Problem: Repeat the records below exactly, leaving out any pictures.
■ ■ ■ ■ ■ ■ ■
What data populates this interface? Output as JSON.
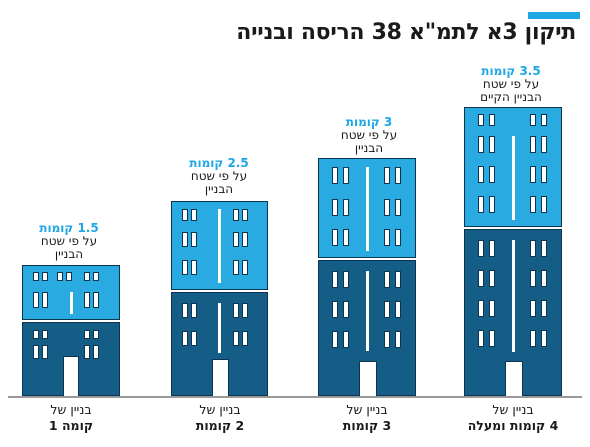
{
  "header": {
    "title": "תיקון 3א לתמ\"א 38 הריסה ובנייה",
    "accent_color": "#1ea7e4"
  },
  "colors": {
    "new_floors": "#29abe2",
    "existing_floors": "#135d87",
    "outline": "#0d3550",
    "highlight_text": "#1ea7e4"
  },
  "buildings": [
    {
      "note_highlight": "1.5 קומות",
      "note_lines": [
        "על פי שטח",
        "הבניין"
      ],
      "caption_line": "בניין של",
      "caption_bold": "קומה 1"
    },
    {
      "note_highlight": "2.5 קומות",
      "note_lines": [
        "על פי שטח",
        "הבניין"
      ],
      "caption_line": "בניין של",
      "caption_bold": "2 קומות"
    },
    {
      "note_highlight": "3 קומות",
      "note_lines": [
        "על פי שטח",
        "הבניין"
      ],
      "caption_line": "בניין של",
      "caption_bold": "3 קומות"
    },
    {
      "note_highlight": "3.5 קומות",
      "note_lines": [
        "על פי שטח",
        "הבניין הקיים"
      ],
      "caption_line": "בניין של",
      "caption_bold": "4 קומות ומעלה"
    }
  ]
}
■ ■ ■ ■ ■ ■ ■
Worked answer:
What data populates this interface? Output as JSON.
{
  "header": {
    "title": "תיקון 3א לתמ\"א 38 הריסה ובנייה",
    "accent_color": "#1ea7e4"
  },
  "colors": {
    "new_floors": "#29abe2",
    "existing_floors": "#135d87",
    "outline": "#0d3550",
    "highlight_text": "#1ea7e4"
  },
  "buildings": [
    {
      "note_highlight": "1.5 קומות",
      "note_lines": [
        "על פי שטח",
        "הבניין"
      ],
      "caption_line": "בניין של",
      "caption_bold": "קומה 1"
    },
    {
      "note_highlight": "2.5 קומות",
      "note_lines": [
        "על פי שטח",
        "הבניין"
      ],
      "caption_line": "בניין של",
      "caption_bold": "2 קומות"
    },
    {
      "note_highlight": "3 קומות",
      "note_lines": [
        "על פי שטח",
        "הבניין"
      ],
      "caption_line": "בניין של",
      "caption_bold": "3 קומות"
    },
    {
      "note_highlight": "3.5 קומות",
      "note_lines": [
        "על פי שטח",
        "הבניין הקיים"
      ],
      "caption_line": "בניין של",
      "caption_bold": "4 קומות ומעלה"
    }
  ]
}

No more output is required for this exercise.